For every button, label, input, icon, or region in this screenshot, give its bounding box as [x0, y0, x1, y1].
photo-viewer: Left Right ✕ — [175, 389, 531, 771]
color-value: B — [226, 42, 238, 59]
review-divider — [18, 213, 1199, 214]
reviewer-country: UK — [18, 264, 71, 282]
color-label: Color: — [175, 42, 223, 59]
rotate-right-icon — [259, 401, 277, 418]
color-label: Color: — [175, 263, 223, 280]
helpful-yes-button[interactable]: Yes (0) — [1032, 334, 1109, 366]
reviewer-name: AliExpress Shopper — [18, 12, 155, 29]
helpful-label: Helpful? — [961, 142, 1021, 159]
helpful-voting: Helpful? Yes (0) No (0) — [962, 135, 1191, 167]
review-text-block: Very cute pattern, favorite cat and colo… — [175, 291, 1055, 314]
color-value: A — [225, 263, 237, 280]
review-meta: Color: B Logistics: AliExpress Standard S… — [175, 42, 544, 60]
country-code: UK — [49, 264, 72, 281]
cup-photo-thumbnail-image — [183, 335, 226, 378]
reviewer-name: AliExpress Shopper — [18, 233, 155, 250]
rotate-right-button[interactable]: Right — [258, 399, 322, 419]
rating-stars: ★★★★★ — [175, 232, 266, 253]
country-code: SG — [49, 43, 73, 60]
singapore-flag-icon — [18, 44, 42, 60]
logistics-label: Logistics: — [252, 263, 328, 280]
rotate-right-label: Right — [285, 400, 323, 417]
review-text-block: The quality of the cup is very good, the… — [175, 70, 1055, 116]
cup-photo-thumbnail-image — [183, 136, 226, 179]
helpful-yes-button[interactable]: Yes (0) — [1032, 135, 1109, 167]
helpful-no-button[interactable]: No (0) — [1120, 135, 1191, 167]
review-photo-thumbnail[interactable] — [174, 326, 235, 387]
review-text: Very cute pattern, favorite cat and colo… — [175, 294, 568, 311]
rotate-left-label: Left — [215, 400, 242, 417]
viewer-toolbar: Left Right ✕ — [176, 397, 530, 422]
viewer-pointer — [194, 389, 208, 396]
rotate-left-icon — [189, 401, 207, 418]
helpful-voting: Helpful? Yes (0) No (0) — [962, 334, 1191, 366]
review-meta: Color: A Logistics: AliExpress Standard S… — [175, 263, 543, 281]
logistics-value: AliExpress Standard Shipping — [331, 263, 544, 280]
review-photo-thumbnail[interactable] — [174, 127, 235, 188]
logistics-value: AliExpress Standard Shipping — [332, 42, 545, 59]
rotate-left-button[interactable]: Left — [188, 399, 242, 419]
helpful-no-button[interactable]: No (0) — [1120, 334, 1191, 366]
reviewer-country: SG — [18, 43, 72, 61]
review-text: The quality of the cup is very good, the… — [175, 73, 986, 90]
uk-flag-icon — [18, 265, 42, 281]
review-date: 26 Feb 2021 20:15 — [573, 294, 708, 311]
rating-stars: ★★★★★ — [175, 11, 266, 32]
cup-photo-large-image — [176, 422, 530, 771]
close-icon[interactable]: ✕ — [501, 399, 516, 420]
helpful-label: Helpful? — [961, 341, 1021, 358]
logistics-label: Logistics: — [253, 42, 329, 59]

-------------------------

Gather every row above that contains the string "interactable", matching case exactly.

• Response below:
helpful-yes-button[interactable]: Yes (0) — [1032, 334, 1109, 366]
rotate-right-button[interactable]: Right — [258, 399, 322, 419]
helpful-yes-button[interactable]: Yes (0) — [1032, 135, 1109, 167]
helpful-no-button[interactable]: No (0) — [1120, 135, 1191, 167]
review-photo-thumbnail[interactable] — [174, 326, 235, 387]
review-photo-thumbnail[interactable] — [174, 127, 235, 188]
rotate-left-button[interactable]: Left — [188, 399, 242, 419]
helpful-no-button[interactable]: No (0) — [1120, 334, 1191, 366]
close-icon[interactable]: ✕ — [501, 399, 516, 420]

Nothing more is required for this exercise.